§ **Directive**: All of the entries need to be written out again, exactly as they are.

§ **The data**:

<<<<

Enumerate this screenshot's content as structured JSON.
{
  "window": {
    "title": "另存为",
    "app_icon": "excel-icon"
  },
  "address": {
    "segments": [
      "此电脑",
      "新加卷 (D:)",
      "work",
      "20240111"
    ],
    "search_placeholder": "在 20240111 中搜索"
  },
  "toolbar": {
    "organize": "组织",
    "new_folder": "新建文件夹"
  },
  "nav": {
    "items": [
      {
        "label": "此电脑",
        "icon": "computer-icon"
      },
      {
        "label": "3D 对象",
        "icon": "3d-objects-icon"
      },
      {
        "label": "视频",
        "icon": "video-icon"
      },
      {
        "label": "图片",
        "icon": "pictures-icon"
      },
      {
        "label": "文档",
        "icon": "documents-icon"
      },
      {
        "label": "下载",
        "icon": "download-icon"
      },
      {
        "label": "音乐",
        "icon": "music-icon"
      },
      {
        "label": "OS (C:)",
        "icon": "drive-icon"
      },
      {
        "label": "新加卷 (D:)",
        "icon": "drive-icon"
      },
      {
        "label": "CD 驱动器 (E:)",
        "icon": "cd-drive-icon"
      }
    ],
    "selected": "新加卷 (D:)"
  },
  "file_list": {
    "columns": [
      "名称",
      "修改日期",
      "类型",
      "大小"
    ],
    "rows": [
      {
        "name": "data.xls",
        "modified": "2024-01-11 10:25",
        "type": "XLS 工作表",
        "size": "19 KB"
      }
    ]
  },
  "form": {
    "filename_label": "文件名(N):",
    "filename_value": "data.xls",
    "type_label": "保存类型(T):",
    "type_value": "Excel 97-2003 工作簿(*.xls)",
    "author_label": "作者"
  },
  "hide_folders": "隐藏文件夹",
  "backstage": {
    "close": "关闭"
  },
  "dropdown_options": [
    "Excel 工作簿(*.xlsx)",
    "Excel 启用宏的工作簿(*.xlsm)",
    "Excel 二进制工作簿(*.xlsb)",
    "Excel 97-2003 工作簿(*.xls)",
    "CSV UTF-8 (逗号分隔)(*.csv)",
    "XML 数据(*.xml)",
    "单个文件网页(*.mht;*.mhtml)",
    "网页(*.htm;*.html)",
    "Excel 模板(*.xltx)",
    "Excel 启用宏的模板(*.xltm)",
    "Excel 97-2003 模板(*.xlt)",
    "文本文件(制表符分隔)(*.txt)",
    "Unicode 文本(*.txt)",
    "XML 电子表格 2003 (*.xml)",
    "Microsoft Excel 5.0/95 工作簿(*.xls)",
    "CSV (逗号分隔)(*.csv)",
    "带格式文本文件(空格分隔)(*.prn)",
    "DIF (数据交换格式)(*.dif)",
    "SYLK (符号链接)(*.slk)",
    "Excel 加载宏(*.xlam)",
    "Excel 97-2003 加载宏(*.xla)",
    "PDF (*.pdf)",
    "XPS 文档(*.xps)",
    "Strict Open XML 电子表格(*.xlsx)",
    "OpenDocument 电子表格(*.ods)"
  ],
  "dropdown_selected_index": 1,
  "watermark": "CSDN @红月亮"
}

>>>>

§ **Task response**:
Enumerate this screenshot's content as structured JSON.
{
  "window": {
    "title": "另存为",
    "app_icon": "excel-icon"
  },
  "address": {
    "segments": [
      "此电脑",
      "新加卷 (D:)",
      "work",
      "20240111"
    ],
    "search_placeholder": "在 20240111 中搜索"
  },
  "toolbar": {
    "organize": "组织",
    "new_folder": "新建文件夹"
  },
  "nav": {
    "items": [
      {
        "label": "此电脑",
        "icon": "computer-icon"
      },
      {
        "label": "3D 对象",
        "icon": "3d-objects-icon"
      },
      {
        "label": "视频",
        "icon": "video-icon"
      },
      {
        "label": "图片",
        "icon": "pictures-icon"
      },
      {
        "label": "文档",
        "icon": "documents-icon"
      },
      {
        "label": "下载",
        "icon": "download-icon"
      },
      {
        "label": "音乐",
        "icon": "music-icon"
      },
      {
        "label": "OS (C:)",
        "icon": "drive-icon"
      },
      {
        "label": "新加卷 (D:)",
        "icon": "drive-icon"
      },
      {
        "label": "CD 驱动器 (E:)",
        "icon": "cd-drive-icon"
      }
    ],
    "selected": "新加卷 (D:)"
  },
  "file_list": {
    "columns": [
      "名称",
      "修改日期",
      "类型",
      "大小"
    ],
    "rows": [
      {
        "name": "data.xls",
        "modified": "2024-01-11 10:25",
        "type": "XLS 工作表",
        "size": "19 KB"
      }
    ]
  },
  "form": {
    "filename_label": "文件名(N):",
    "filename_value": "data.xls",
    "type_label": "保存类型(T):",
    "type_value": "Excel 97-2003 工作簿(*.xls)",
    "author_label": "作者"
  },
  "hide_folders": "隐藏文件夹",
  "backstage": {
    "close": "关闭"
  },
  "dropdown_options": [
    "Excel 工作簿(*.xlsx)",
    "Excel 启用宏的工作簿(*.xlsm)",
    "Excel 二进制工作簿(*.xlsb)",
    "Excel 97-2003 工作簿(*.xls)",
    "CSV UTF-8 (逗号分隔)(*.csv)",
    "XML 数据(*.xml)",
    "单个文件网页(*.mht;*.mhtml)",
    "网页(*.htm;*.html)",
    "Excel 模板(*.xltx)",
    "Excel 启用宏的模板(*.xltm)",
    "Excel 97-2003 模板(*.xlt)",
    "文本文件(制表符分隔)(*.txt)",
    "Unicode 文本(*.txt)",
    "XML 电子表格 2003 (*.xml)",
    "Microsoft Excel 5.0/95 工作簿(*.xls)",
    "CSV (逗号分隔)(*.csv)",
    "带格式文本文件(空格分隔)(*.prn)",
    "DIF (数据交换格式)(*.dif)",
    "SYLK (符号链接)(*.slk)",
    "Excel 加载宏(*.xlam)",
    "Excel 97-2003 加载宏(*.xla)",
    "PDF (*.pdf)",
    "XPS 文档(*.xps)",
    "Strict Open XML 电子表格(*.xlsx)",
    "OpenDocument 电子表格(*.ods)"
  ],
  "dropdown_selected_index": 1,
  "watermark": "CSDN @红月亮"
}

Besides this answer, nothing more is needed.